─── Trecho do texto

Pensão Alimentícia

Ana Macor | Advogada Associada da Sociedade Faria de Oliveira Advogados | 03 de Maio de 2022

A pensão alimentícia está prevista nos artigos de 1.694 a 1.710 do Código Civil, e, ao contrário do que muitos acreditam, não é um direito aplicado apenas aos menores de idade, mas também a parentes, cônjuges ou companheiros, na qual garante que outra parte seja obrigada a prestar auxílio financeiro/ assistência para que o alimentado tenha uma forma de se alimentar, estudar, vestir e cuidar da própria saúde, desde que comprove tal necessidade, sendo este sempre de caráter transitório, até o reinserção do alimentado no mercado de trabalho, exceto se este já não tiver mais condições de laborar, tal é o caso dos pais idosos que recebem alimento dos filhos.

Aos menores de idade é garantido esse direito, sem “prévia” comprovação pois é certo que não podem trabalhar e dependem totalmente de seus genitores para estudar, alimentar, cuidar da saúde, bem como ter momentos de lazer. A comprovação exigida neste caso é a da filiação, seja por consanguinidade ou por socioafetividade, desde que previamente reconhecida.

A pensão alimentícia pode ser classificada como alimentos provisórios, que são aqueles concedidos em fase de tutela antecipada em processos judicias ou alimentos definitivos, na qual já existe sentença arbitrando o valor. Para o cálculo da pensão existe o trinômio empregado pela doutrina e previsto no art. 1.694, §10 que é aplicado a este cálculo, qual seja:

a) A necessidade- do menor e comprovada pelos parentes, cônjuges e companheiros e presumida quando se trata de crianças e adolescentes;

b) A possibilidade- quem paga tem que ter condições de pagar;

c) A proporcionalidade- o percentual arcado pelos Genitores tem que ser proporcional a remuneração de cada um;

Os alimentos para os menores de idade constituem um direito deles e não ao ex-cônjuge, companheiro ou genitor que detém da guarda, sendo possível uma ação de prestação de contas perante aquele que administra a pensão.

Ainda que tal ação seja possível, ela não pode ser usada de forma arbitrária para perseguir e/ou importunar o Genitor que administra, mas deve ser baseada com indícios que demonstram que o valor não vem sendo destinado ao menor, sob pena de indeferimento, tal tema foi objeto do 1º Encontro Estadual de Magistrados de Varas da Família e das Sucessões do Estado de São Paulo, na qual foi aprovado 43 enunciados, o enunciado n.13 prevê o seguinte:

13. A exigência de contas prevista no § 5º, art. 1.583, do Código Civil, requer indícios de que a pensão alimentícia não está sendo utilizada, parcial ou totalmente, em benefício dos filhos.

Caso o alimentante não cumpra com a obrigação de prestar os alimentos, este poderá ser preso, no entanto, a prisão não exime ou dá por quitação as parcelas não pagas, que ainda poderão ser cobradas judicialmente.

Levando em considerações estes aspectos, concluirmos que a pensão alimentícia é devida não apenas aos filhos, mas em caso de necessidade comprovada, aos ascendentes e ex-conjuges/companheiros, bem como existem critérios para sua aplicação e que o valor deve ser destinado somente ao alimentado.

──────
─── Linhas fornecidas

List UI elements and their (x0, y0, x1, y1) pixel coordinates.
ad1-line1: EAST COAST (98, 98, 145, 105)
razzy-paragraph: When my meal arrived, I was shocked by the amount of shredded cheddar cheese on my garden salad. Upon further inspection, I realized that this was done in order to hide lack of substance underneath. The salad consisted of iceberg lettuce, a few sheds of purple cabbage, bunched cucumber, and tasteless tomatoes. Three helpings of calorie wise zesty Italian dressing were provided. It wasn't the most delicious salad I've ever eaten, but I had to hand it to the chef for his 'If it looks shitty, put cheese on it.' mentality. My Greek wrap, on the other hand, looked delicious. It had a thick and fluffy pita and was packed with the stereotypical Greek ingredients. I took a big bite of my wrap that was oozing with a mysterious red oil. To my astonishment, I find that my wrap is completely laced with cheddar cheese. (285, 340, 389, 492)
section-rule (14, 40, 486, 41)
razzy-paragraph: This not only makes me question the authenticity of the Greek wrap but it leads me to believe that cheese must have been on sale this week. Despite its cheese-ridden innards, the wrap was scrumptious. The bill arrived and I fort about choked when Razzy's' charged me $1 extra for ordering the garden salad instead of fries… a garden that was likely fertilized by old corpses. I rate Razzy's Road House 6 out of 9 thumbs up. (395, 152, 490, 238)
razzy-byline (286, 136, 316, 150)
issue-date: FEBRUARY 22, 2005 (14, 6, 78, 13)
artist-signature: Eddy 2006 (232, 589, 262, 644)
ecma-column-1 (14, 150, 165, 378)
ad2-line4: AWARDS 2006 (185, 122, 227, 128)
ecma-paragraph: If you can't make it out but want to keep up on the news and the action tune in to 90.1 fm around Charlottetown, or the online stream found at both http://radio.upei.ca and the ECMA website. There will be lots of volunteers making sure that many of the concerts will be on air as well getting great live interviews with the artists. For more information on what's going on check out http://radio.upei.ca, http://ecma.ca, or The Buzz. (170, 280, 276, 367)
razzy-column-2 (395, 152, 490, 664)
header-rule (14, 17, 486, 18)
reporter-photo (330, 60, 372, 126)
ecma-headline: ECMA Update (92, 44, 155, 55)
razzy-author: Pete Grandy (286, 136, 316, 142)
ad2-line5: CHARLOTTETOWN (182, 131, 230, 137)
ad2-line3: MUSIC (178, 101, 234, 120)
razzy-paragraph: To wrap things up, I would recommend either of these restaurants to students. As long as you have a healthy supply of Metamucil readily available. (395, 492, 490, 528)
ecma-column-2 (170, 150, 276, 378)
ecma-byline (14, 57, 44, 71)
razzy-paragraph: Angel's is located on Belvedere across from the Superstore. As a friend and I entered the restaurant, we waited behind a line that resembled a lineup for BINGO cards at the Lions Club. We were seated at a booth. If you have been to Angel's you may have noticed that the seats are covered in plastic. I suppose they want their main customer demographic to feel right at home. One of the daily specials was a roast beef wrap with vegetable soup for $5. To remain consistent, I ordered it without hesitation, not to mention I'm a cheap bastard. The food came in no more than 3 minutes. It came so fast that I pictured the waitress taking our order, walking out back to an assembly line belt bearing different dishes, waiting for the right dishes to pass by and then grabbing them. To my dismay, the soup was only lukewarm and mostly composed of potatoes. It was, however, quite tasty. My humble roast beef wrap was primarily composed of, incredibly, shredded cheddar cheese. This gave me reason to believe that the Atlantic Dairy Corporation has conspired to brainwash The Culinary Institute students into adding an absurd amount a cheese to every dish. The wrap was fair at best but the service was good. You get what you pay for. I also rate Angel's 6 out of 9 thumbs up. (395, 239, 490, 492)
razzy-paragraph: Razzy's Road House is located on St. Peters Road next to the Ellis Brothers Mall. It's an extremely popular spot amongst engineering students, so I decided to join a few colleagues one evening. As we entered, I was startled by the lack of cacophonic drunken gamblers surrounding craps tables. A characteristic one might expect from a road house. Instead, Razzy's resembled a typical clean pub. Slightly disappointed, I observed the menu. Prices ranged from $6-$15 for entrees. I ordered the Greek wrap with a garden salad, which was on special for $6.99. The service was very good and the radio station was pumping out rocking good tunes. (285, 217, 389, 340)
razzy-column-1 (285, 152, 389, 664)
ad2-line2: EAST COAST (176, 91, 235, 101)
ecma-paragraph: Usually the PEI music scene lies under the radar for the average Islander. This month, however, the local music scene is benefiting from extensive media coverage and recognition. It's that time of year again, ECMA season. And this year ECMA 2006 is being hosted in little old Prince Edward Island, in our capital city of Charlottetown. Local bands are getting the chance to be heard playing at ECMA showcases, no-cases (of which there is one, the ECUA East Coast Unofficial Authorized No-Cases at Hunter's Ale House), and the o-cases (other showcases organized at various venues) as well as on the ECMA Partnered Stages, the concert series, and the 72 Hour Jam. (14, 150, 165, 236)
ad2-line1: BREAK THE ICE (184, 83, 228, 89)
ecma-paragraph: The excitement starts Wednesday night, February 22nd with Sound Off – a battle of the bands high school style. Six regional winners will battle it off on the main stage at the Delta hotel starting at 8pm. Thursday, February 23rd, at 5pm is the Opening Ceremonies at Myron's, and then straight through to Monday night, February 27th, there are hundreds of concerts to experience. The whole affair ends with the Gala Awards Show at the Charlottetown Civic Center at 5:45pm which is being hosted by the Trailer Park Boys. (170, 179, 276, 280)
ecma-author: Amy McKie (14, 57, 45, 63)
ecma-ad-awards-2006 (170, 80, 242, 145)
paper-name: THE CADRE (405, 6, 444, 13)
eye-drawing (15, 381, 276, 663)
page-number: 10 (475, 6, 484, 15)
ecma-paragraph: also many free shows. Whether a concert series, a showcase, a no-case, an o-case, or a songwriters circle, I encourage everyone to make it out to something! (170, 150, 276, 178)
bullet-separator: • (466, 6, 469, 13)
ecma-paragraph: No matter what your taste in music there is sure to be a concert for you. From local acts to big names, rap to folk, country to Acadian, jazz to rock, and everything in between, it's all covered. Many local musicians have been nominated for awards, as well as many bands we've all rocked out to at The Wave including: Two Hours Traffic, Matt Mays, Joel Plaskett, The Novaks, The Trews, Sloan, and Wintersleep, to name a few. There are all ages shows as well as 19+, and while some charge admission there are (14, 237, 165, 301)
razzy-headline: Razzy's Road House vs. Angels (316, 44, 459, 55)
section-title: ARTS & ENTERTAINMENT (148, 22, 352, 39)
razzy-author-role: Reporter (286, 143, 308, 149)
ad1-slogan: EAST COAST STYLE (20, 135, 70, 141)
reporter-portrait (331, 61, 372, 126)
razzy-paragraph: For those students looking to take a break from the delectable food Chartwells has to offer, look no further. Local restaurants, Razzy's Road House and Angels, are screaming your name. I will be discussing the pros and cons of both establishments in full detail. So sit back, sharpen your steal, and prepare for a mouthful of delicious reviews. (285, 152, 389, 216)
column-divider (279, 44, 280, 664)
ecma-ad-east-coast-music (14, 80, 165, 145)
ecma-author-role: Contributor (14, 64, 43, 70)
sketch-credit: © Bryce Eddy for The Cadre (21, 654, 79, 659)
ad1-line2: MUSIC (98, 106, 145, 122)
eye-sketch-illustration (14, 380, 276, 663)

──────

Tarefa pedida: No texto sobre pensão alimentícia, em quais artigos do Código Civil a pensão alimentícia está prevista?

Resposta da tarefa: Nos artigos 1.694 a 1.710 do Código Civil.